Records:
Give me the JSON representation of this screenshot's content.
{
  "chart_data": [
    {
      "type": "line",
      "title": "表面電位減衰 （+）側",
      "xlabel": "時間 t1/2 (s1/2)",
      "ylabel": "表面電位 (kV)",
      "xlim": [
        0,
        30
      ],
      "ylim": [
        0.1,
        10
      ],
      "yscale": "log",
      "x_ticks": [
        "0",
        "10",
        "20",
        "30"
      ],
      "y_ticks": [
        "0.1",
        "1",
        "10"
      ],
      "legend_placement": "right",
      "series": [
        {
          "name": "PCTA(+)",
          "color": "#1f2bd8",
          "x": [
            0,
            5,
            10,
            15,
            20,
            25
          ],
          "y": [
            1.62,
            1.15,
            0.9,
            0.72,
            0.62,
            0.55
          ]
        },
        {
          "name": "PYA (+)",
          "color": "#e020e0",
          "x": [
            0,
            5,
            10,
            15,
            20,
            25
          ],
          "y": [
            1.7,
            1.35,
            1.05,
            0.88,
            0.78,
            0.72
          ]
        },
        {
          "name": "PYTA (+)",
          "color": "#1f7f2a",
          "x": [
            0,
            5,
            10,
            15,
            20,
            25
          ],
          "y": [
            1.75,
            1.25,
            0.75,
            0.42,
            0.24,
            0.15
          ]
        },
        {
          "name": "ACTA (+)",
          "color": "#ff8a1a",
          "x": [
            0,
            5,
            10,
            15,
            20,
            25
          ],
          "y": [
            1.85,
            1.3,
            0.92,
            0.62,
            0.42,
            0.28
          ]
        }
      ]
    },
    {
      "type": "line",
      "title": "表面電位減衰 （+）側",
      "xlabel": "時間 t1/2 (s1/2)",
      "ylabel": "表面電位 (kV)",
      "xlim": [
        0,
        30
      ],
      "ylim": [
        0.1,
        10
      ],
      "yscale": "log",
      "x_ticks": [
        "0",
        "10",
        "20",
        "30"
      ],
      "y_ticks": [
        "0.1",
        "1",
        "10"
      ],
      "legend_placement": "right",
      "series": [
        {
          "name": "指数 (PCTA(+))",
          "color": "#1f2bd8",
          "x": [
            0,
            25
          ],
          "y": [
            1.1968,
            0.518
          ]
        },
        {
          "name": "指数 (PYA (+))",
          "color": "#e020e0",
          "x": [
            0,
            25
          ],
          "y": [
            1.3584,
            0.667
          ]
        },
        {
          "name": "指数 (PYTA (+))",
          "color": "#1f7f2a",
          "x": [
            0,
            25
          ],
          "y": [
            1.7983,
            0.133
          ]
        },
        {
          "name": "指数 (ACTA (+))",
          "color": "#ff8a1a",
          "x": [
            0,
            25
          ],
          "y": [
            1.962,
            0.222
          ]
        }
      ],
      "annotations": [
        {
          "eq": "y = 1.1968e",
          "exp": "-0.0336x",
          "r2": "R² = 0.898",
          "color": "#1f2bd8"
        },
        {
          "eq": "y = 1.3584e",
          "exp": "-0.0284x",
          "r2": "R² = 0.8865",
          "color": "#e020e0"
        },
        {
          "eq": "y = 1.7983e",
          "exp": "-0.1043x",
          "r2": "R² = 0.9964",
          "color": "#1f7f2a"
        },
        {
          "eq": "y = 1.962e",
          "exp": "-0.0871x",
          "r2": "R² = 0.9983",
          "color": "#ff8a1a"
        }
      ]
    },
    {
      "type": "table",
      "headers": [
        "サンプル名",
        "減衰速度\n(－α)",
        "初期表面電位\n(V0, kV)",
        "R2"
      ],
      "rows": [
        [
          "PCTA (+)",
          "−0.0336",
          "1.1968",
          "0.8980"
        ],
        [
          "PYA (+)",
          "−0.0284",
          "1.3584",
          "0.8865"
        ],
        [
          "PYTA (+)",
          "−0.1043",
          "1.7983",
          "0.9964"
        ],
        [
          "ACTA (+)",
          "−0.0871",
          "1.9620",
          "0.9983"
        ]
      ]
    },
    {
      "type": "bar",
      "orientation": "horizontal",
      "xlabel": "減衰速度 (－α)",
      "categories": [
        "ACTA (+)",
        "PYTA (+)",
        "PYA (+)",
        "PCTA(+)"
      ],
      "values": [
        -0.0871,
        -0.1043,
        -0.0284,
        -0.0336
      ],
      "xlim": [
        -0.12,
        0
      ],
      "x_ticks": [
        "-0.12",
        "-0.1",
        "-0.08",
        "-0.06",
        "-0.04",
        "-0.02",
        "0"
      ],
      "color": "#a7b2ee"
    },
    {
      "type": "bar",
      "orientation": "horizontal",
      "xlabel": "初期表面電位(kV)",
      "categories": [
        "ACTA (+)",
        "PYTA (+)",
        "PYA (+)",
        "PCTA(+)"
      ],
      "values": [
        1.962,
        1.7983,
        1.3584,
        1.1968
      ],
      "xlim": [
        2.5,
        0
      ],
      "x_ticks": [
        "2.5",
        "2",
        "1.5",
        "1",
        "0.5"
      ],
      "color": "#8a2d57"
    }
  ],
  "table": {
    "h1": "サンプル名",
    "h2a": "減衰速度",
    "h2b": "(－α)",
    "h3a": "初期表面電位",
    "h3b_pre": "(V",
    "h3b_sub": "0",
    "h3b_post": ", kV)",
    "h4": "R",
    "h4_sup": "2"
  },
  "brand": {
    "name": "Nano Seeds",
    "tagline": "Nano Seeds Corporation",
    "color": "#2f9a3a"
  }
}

Objective ▸
Quote all of the entries verbatim.

Response for this exercise ▸
Give me the JSON representation of this screenshot's content.
{
  "chart_data": [
    {
      "type": "line",
      "title": "表面電位減衰 （+）側",
      "xlabel": "時間 t1/2 (s1/2)",
      "ylabel": "表面電位 (kV)",
      "xlim": [
        0,
        30
      ],
      "ylim": [
        0.1,
        10
      ],
      "yscale": "log",
      "x_ticks": [
        "0",
        "10",
        "20",
        "30"
      ],
      "y_ticks": [
        "0.1",
        "1",
        "10"
      ],
      "legend_placement": "right",
      "series": [
        {
          "name": "PCTA(+)",
          "color": "#1f2bd8",
          "x": [
            0,
            5,
            10,
            15,
            20,
            25
          ],
          "y": [
            1.62,
            1.15,
            0.9,
            0.72,
            0.62,
            0.55
          ]
        },
        {
          "name": "PYA (+)",
          "color": "#e020e0",
          "x": [
            0,
            5,
            10,
            15,
            20,
            25
          ],
          "y": [
            1.7,
            1.35,
            1.05,
            0.88,
            0.78,
            0.72
          ]
        },
        {
          "name": "PYTA (+)",
          "color": "#1f7f2a",
          "x": [
            0,
            5,
            10,
            15,
            20,
            25
          ],
          "y": [
            1.75,
            1.25,
            0.75,
            0.42,
            0.24,
            0.15
          ]
        },
        {
          "name": "ACTA (+)",
          "color": "#ff8a1a",
          "x": [
            0,
            5,
            10,
            15,
            20,
            25
          ],
          "y": [
            1.85,
            1.3,
            0.92,
            0.62,
            0.42,
            0.28
          ]
        }
      ]
    },
    {
      "type": "line",
      "title": "表面電位減衰 （+）側",
      "xlabel": "時間 t1/2 (s1/2)",
      "ylabel": "表面電位 (kV)",
      "xlim": [
        0,
        30
      ],
      "ylim": [
        0.1,
        10
      ],
      "yscale": "log",
      "x_ticks": [
        "0",
        "10",
        "20",
        "30"
      ],
      "y_ticks": [
        "0.1",
        "1",
        "10"
      ],
      "legend_placement": "right",
      "series": [
        {
          "name": "指数 (PCTA(+))",
          "color": "#1f2bd8",
          "x": [
            0,
            25
          ],
          "y": [
            1.1968,
            0.518
          ]
        },
        {
          "name": "指数 (PYA (+))",
          "color": "#e020e0",
          "x": [
            0,
            25
          ],
          "y": [
            1.3584,
            0.667
          ]
        },
        {
          "name": "指数 (PYTA (+))",
          "color": "#1f7f2a",
          "x": [
            0,
            25
          ],
          "y": [
            1.7983,
            0.133
          ]
        },
        {
          "name": "指数 (ACTA (+))",
          "color": "#ff8a1a",
          "x": [
            0,
            25
          ],
          "y": [
            1.962,
            0.222
          ]
        }
      ],
      "annotations": [
        {
          "eq": "y = 1.1968e",
          "exp": "-0.0336x",
          "r2": "R² = 0.898",
          "color": "#1f2bd8"
        },
        {
          "eq": "y = 1.3584e",
          "exp": "-0.0284x",
          "r2": "R² = 0.8865",
          "color": "#e020e0"
        },
        {
          "eq": "y = 1.7983e",
          "exp": "-0.1043x",
          "r2": "R² = 0.9964",
          "color": "#1f7f2a"
        },
        {
          "eq": "y = 1.962e",
          "exp": "-0.0871x",
          "r2": "R² = 0.9983",
          "color": "#ff8a1a"
        }
      ]
    },
    {
      "type": "table",
      "headers": [
        "サンプル名",
        "減衰速度\n(－α)",
        "初期表面電位\n(V0, kV)",
        "R2"
      ],
      "rows": [
        [
          "PCTA (+)",
          "−0.0336",
          "1.1968",
          "0.8980"
        ],
        [
          "PYA (+)",
          "−0.0284",
          "1.3584",
          "0.8865"
        ],
        [
          "PYTA (+)",
          "−0.1043",
          "1.7983",
          "0.9964"
        ],
        [
          "ACTA (+)",
          "−0.0871",
          "1.9620",
          "0.9983"
        ]
      ]
    },
    {
      "type": "bar",
      "orientation": "horizontal",
      "xlabel": "減衰速度 (－α)",
      "categories": [
        "ACTA (+)",
        "PYTA (+)",
        "PYA (+)",
        "PCTA(+)"
      ],
      "values": [
        -0.0871,
        -0.1043,
        -0.0284,
        -0.0336
      ],
      "xlim": [
        -0.12,
        0
      ],
      "x_ticks": [
        "-0.12",
        "-0.1",
        "-0.08",
        "-0.06",
        "-0.04",
        "-0.02",
        "0"
      ],
      "color": "#a7b2ee"
    },
    {
      "type": "bar",
      "orientation": "horizontal",
      "xlabel": "初期表面電位(kV)",
      "categories": [
        "ACTA (+)",
        "PYTA (+)",
        "PYA (+)",
        "PCTA(+)"
      ],
      "values": [
        1.962,
        1.7983,
        1.3584,
        1.1968
      ],
      "xlim": [
        2.5,
        0
      ],
      "x_ticks": [
        "2.5",
        "2",
        "1.5",
        "1",
        "0.5"
      ],
      "color": "#8a2d57"
    }
  ],
  "table": {
    "h1": "サンプル名",
    "h2a": "減衰速度",
    "h2b": "(－α)",
    "h3a": "初期表面電位",
    "h3b_pre": "(V",
    "h3b_sub": "0",
    "h3b_post": ", kV)",
    "h4": "R",
    "h4_sup": "2"
  },
  "brand": {
    "name": "Nano Seeds",
    "tagline": "Nano Seeds Corporation",
    "color": "#2f9a3a"
  }
}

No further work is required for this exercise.